§ **Your task**
Your task is to gather the lines below that hold the string "shown".

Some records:
━━━━━━━━
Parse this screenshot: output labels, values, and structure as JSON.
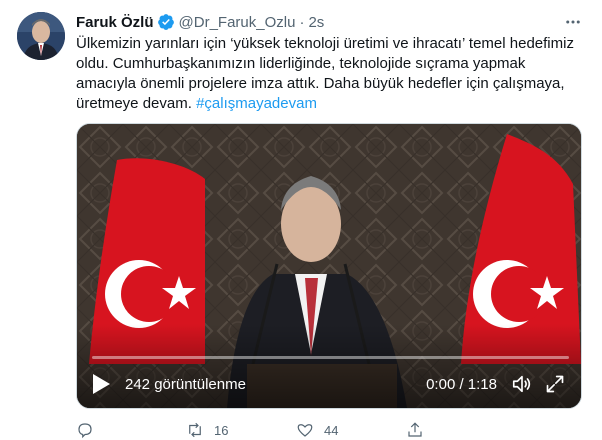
{
  "author": {
    "name": "Faruk Özlü",
    "handle": "@Dr_Faruk_Ozlu",
    "separator": "·",
    "time": "2s"
  },
  "tweet": {
    "lines": [
      "Ülkemizin yarınları için ‘yüksek teknoloji üretimi ve ihracatı’ temel hedefimiz",
      "oldu. Cumhurbaşkanımızın liderliğinde, teknolojide sıçrama yapmak",
      "amacıyla önemli projelere imza attık. Daha büyük hedefler için çalışmaya,"
    ],
    "last_line_text": "üretmeye devam. ",
    "hashtag": "#çalışmayadevam"
  },
  "video": {
    "views": "242 görüntülenme",
    "timecode": "0:00 / 1:18",
    "progress": 0
  },
  "actions": {
    "replies": "",
    "retweets": "16",
    "likes": "44"
  },
  "colors": {
    "accent": "#1d9bf0",
    "text": "#0f1419",
    "muted": "#536471",
    "flag_red": "#e30a17"
  }
}
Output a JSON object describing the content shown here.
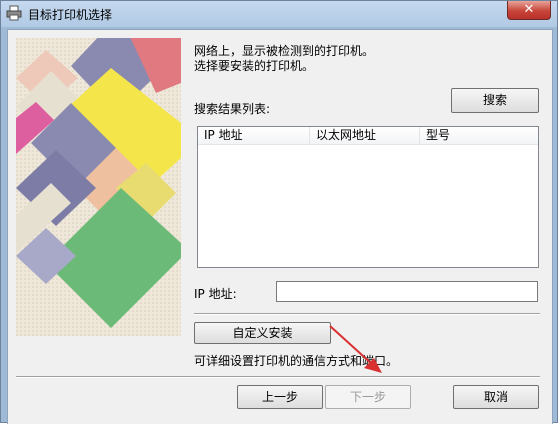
{
  "window": {
    "title": "目标打印机选择",
    "close_label": "✕"
  },
  "intro": {
    "line1": "网络上，显示被检测到的打印机。",
    "line2": "选择要安装的打印机。"
  },
  "search": {
    "label": "搜索结果列表:",
    "button": "搜索"
  },
  "results_table": {
    "columns": [
      "IP 地址",
      "以太网地址",
      "型号"
    ],
    "rows": []
  },
  "ip_field": {
    "label": "IP 地址:",
    "value": ""
  },
  "custom_install": {
    "button": "自定义安装",
    "description": "可详细设置打印机的通信方式和端口。"
  },
  "footer": {
    "back": "上一步",
    "next": "下一步",
    "cancel": "取消"
  },
  "colors": {
    "annotation_arrow": "#d93030",
    "title_bar": "#b9d1ea"
  },
  "icons": {
    "app": "printer-icon",
    "close": "close-icon"
  }
}
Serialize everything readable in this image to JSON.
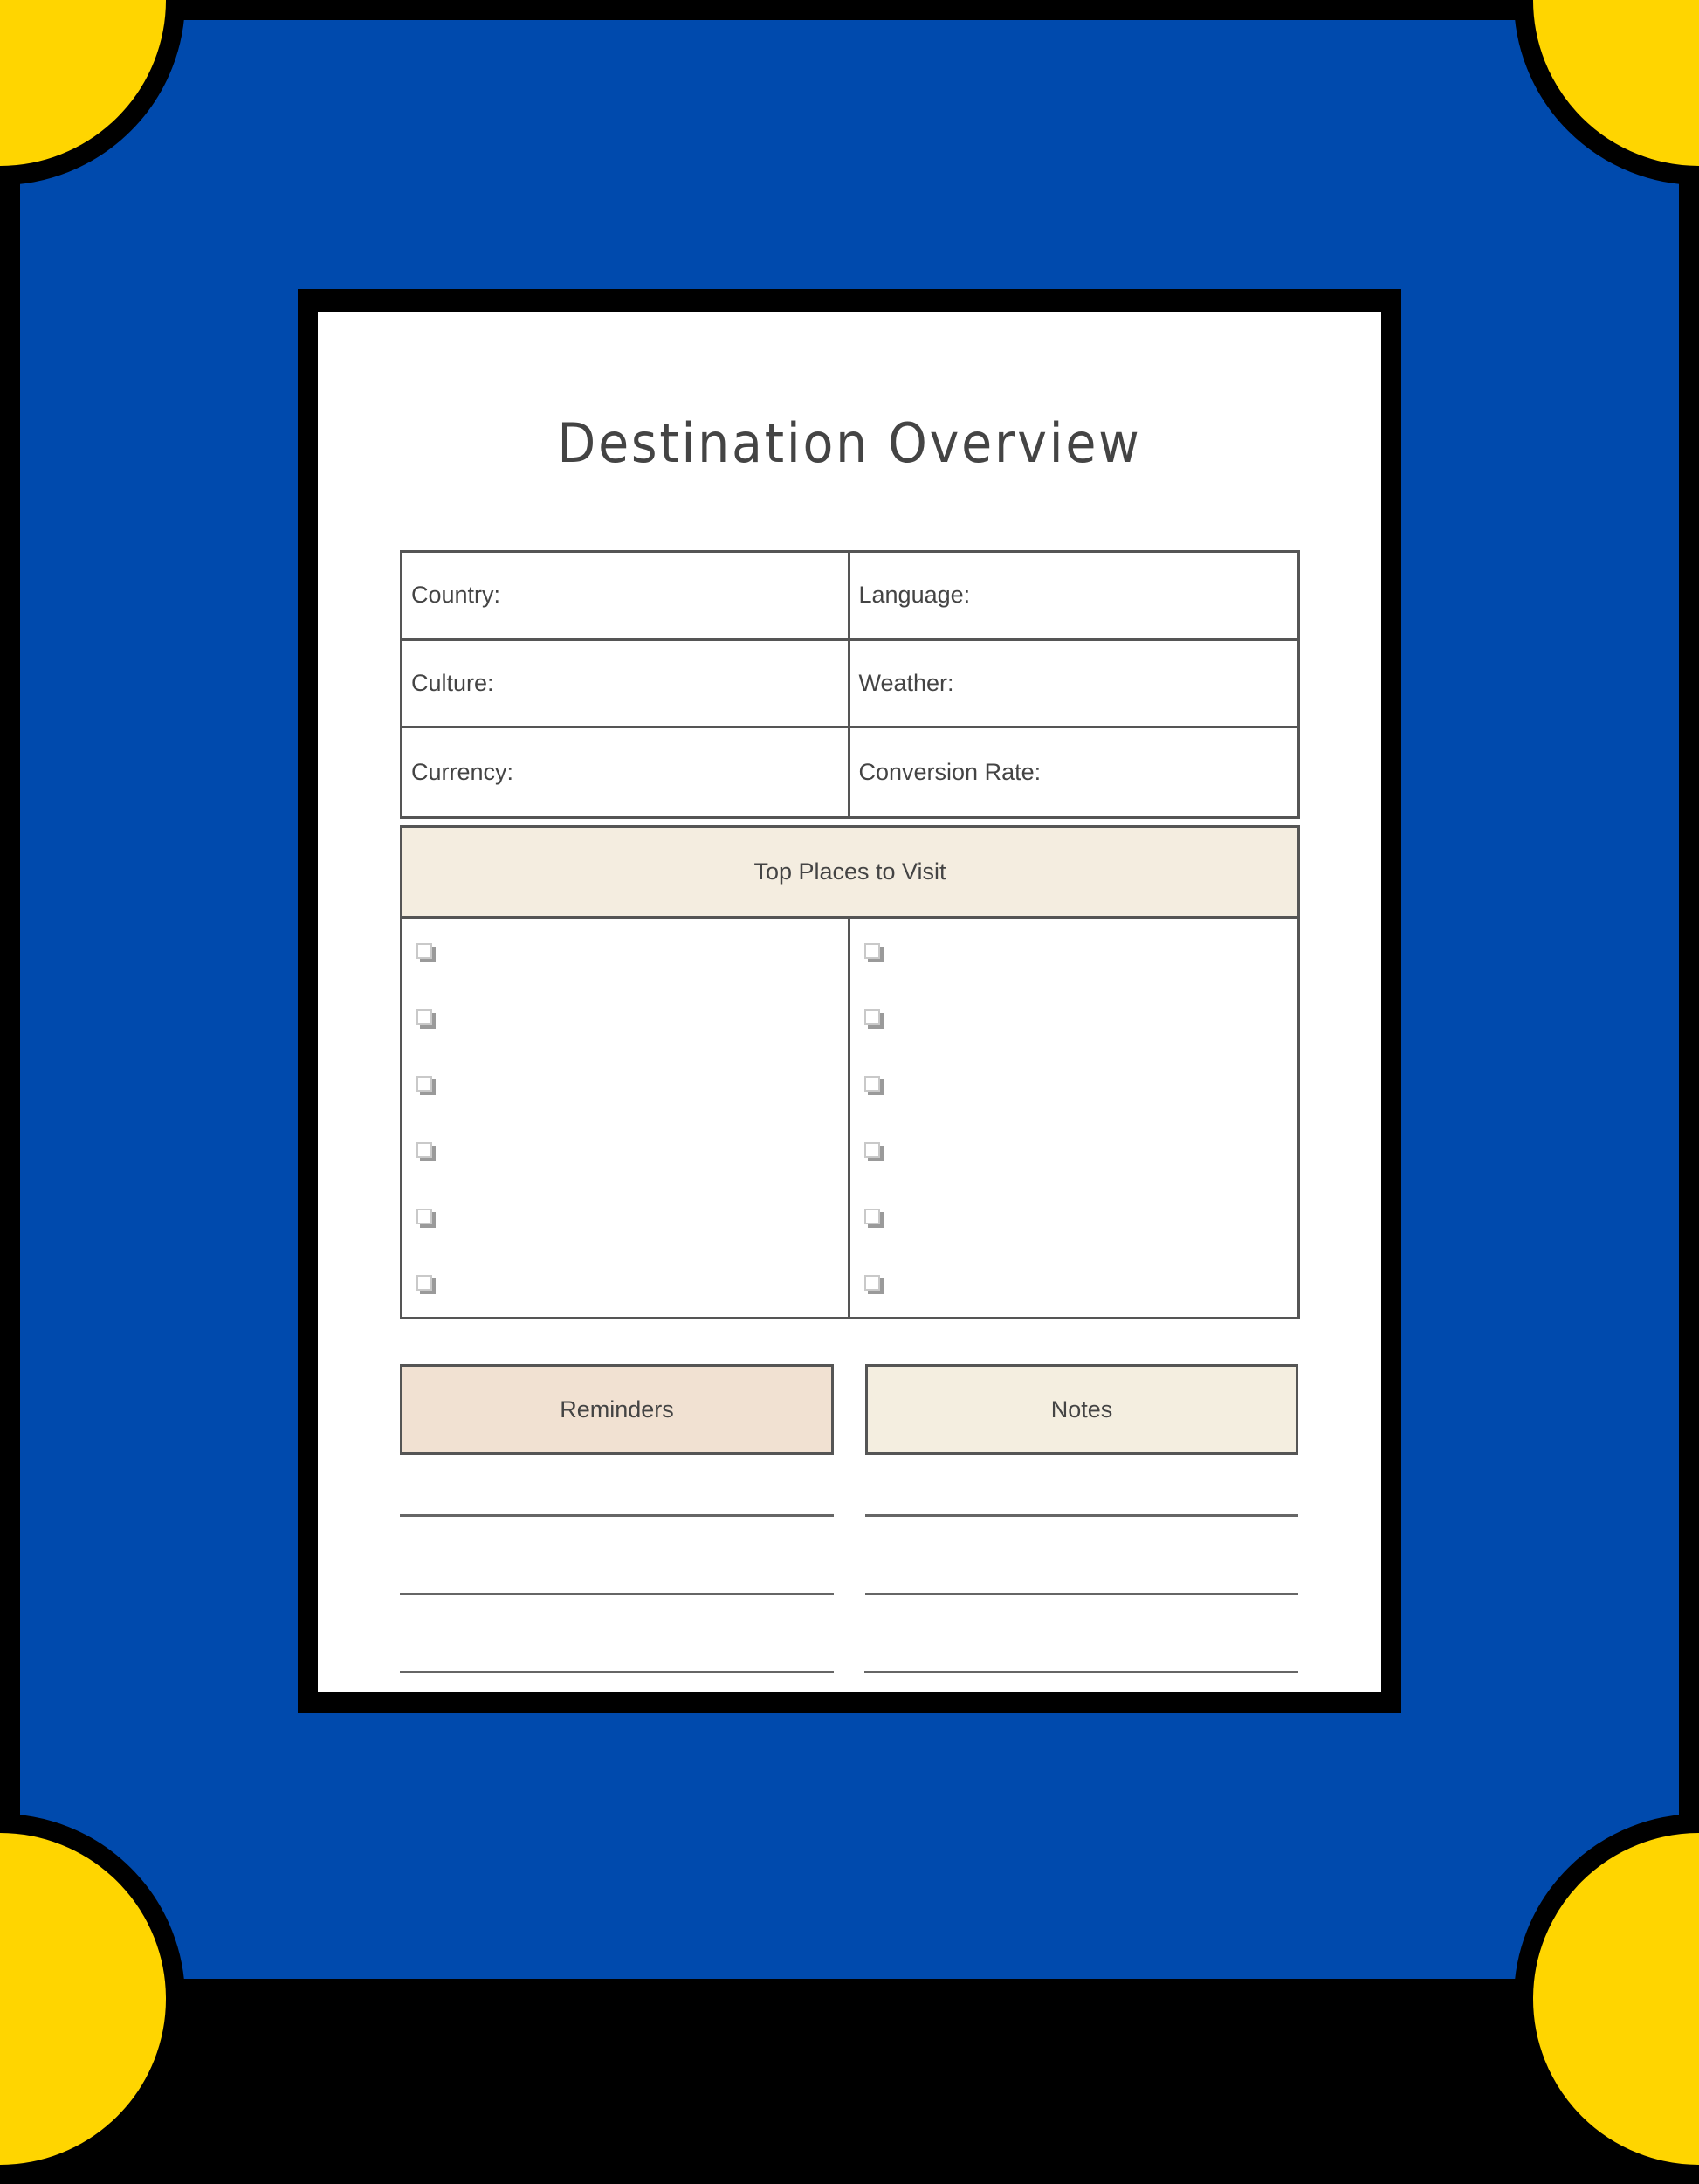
{
  "colors": {
    "background_blue": "#004aad",
    "corner_yellow": "#ffd500",
    "border_black": "#000000",
    "places_header_bg": "#f4ede0",
    "reminders_bg": "#f1e1d2",
    "notes_bg": "#f4eee0",
    "text": "#444444"
  },
  "document": {
    "title": "Destination Overview",
    "info_fields": [
      {
        "label": "Country:",
        "value": ""
      },
      {
        "label": "Language:",
        "value": ""
      },
      {
        "label": "Culture:",
        "value": ""
      },
      {
        "label": "Weather:",
        "value": ""
      },
      {
        "label": "Currency:",
        "value": ""
      },
      {
        "label": "Conversion Rate:",
        "value": ""
      }
    ],
    "places": {
      "heading": "Top Places to Visit",
      "checkbox_icon": "checkbox-unchecked-icon",
      "left": [
        false,
        false,
        false,
        false,
        false,
        false
      ],
      "right": [
        false,
        false,
        false,
        false,
        false,
        false
      ]
    },
    "reminders": {
      "heading": "Reminders",
      "lines": [
        "",
        "",
        ""
      ]
    },
    "notes": {
      "heading": "Notes",
      "lines": [
        "",
        "",
        ""
      ]
    }
  }
}
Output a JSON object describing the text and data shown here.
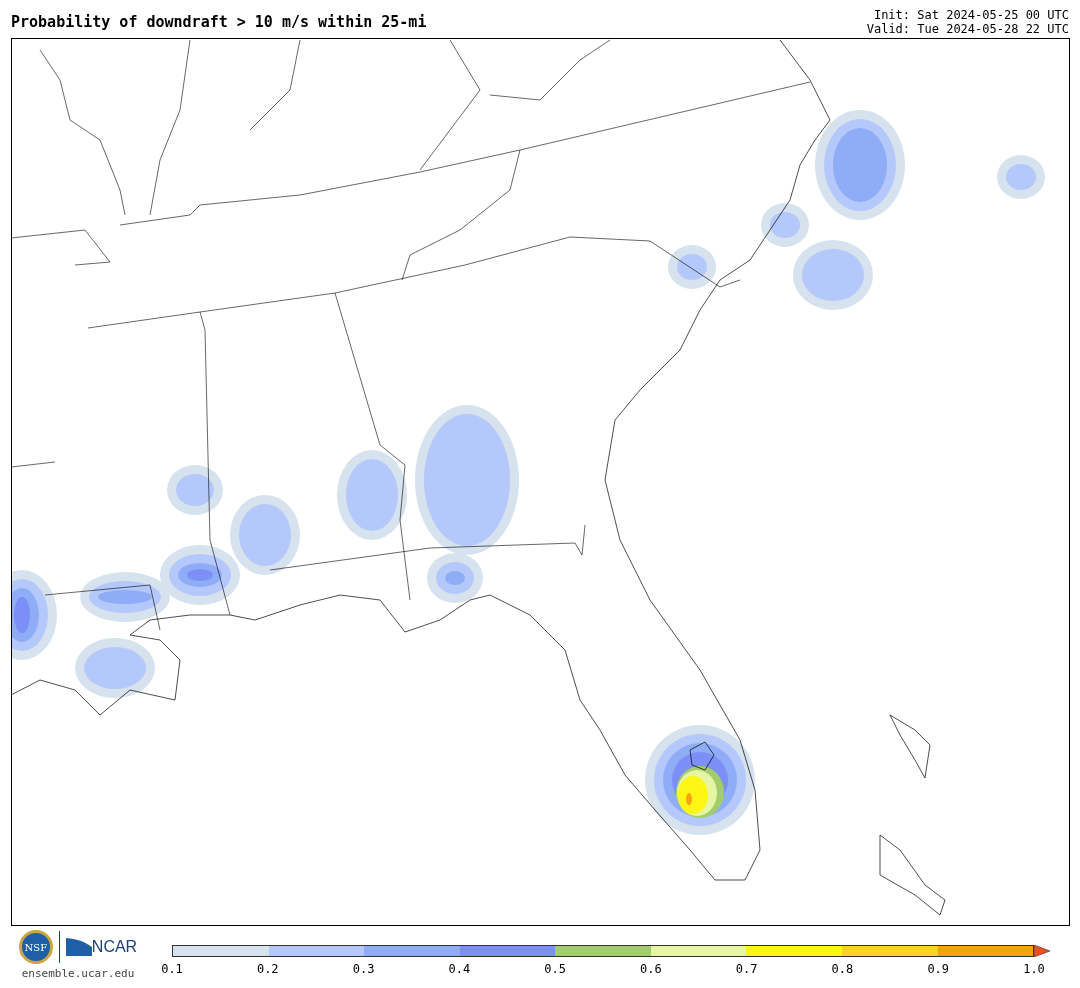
{
  "title": "Probability of downdraft > 10 m/s within 25-mi",
  "init": "Init: Sat 2024-05-25 00 UTC",
  "valid": "Valid: Tue 2024-05-28 22 UTC",
  "logos": {
    "nsf": "NSF",
    "ncar": "NCAR",
    "url": "ensemble.ucar.edu"
  },
  "colorbar": {
    "bins": [
      {
        "color": "#d6e2ed"
      },
      {
        "color": "#b4c8fb"
      },
      {
        "color": "#8fadf7"
      },
      {
        "color": "#7b8ff6"
      },
      {
        "color": "#a3cd6b"
      },
      {
        "color": "#e6f5a3"
      },
      {
        "color": "#fdf614"
      },
      {
        "color": "#fdd126"
      },
      {
        "color": "#fba112"
      }
    ],
    "extend": {
      "color": "#f0501a"
    },
    "ticks": [
      "0.1",
      "0.2",
      "0.3",
      "0.4",
      "0.5",
      "0.6",
      "0.7",
      "0.8",
      "0.9",
      "1.0"
    ]
  }
}
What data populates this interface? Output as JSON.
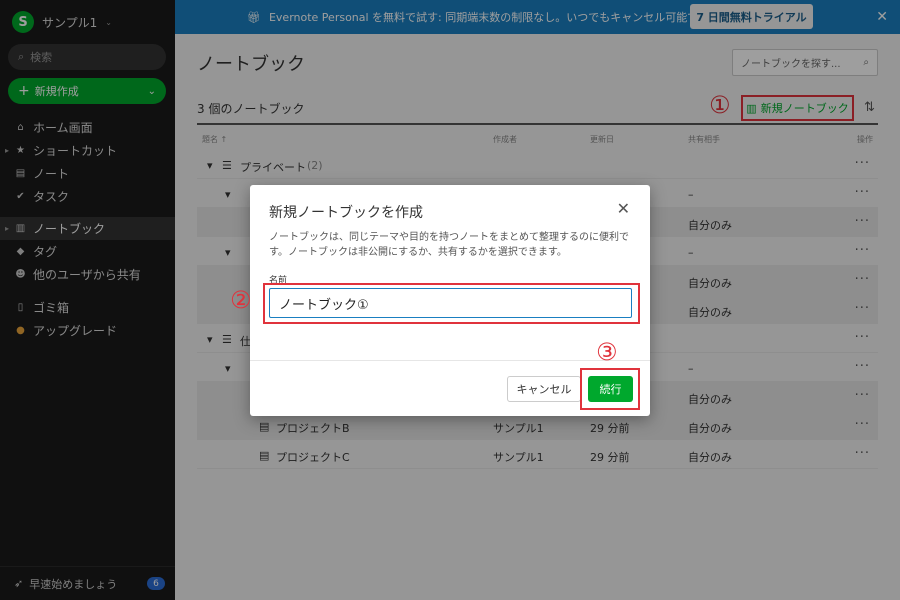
{
  "sidebar": {
    "account": "サンプル1",
    "account_logo": "S",
    "search_placeholder": "検索",
    "new_button": "新規作成",
    "items": [
      {
        "label": "ホーム画面",
        "icon": "home-icon"
      },
      {
        "label": "ショートカット",
        "icon": "star-icon"
      },
      {
        "label": "ノート",
        "icon": "note-icon"
      },
      {
        "label": "タスク",
        "icon": "check-circle-icon"
      },
      {
        "label": "ノートブック",
        "icon": "notebook-icon"
      },
      {
        "label": "タグ",
        "icon": "tag-icon"
      },
      {
        "label": "他のユーザから共有",
        "icon": "people-icon"
      },
      {
        "label": "ゴミ箱",
        "icon": "trash-icon"
      },
      {
        "label": "アップグレード",
        "icon": "upgrade-icon"
      }
    ],
    "bottom_label": "早速始めましょう",
    "bottom_badge": "6"
  },
  "banner": {
    "message": "Evernote Personal を無料で試す: 同期端末数の制限なし。いつでもキャンセル可能です。",
    "trial_button": "7 日間無料トライアル"
  },
  "main": {
    "title": "ノートブック",
    "search_placeholder": "ノートブックを探す...",
    "count": "3 個のノートブック",
    "new_notebook": "新規ノートブック",
    "columns": [
      "題名 ↑",
      "作成者",
      "更新日",
      "共有相手",
      "操作"
    ],
    "rows": [
      {
        "title": "プライベート",
        "count": "(2)",
        "creator": "",
        "updated": "",
        "shared": ""
      },
      {
        "title": "",
        "creator": "",
        "updated": "",
        "shared": "–"
      },
      {
        "title": "",
        "creator": "",
        "updated": "",
        "shared": "自分のみ"
      },
      {
        "title": "",
        "creator": "",
        "updated": "",
        "shared": "–"
      },
      {
        "title": "",
        "creator": "",
        "updated": "",
        "shared": "自分のみ"
      },
      {
        "title": "",
        "creator": "",
        "updated": "",
        "shared": "自分のみ"
      },
      {
        "title": "仕",
        "creator": "",
        "updated": "",
        "shared": ""
      },
      {
        "title": "",
        "creator": "",
        "updated": "",
        "shared": "–"
      },
      {
        "title": "",
        "creator": "",
        "updated": "",
        "shared": "自分のみ"
      },
      {
        "title": "プロジェクトB",
        "creator": "サンプル1",
        "updated": "29 分前",
        "shared": "自分のみ"
      },
      {
        "title": "プロジェクトC",
        "creator": "サンプル1",
        "updated": "29 分前",
        "shared": "自分のみ"
      }
    ]
  },
  "modal": {
    "title": "新規ノートブックを作成",
    "description": "ノートブックは、同じテーマや目的を持つノートをまとめて整理するのに便利です。ノートブックは非公開にするか、共有するかを選択できます。",
    "name_label": "名前",
    "name_value": "ノートブック①",
    "cancel": "キャンセル",
    "continue": "続行"
  },
  "markers": [
    "①",
    "②",
    "③"
  ],
  "colors": {
    "accent": "#00a82d",
    "banner": "#1a7fc1",
    "annotation": "#e0333c"
  }
}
━━━━━━━━
§ **Reply**
Output a JSON object describing the content shown here.
Output a JSON object describing the text and data shown here.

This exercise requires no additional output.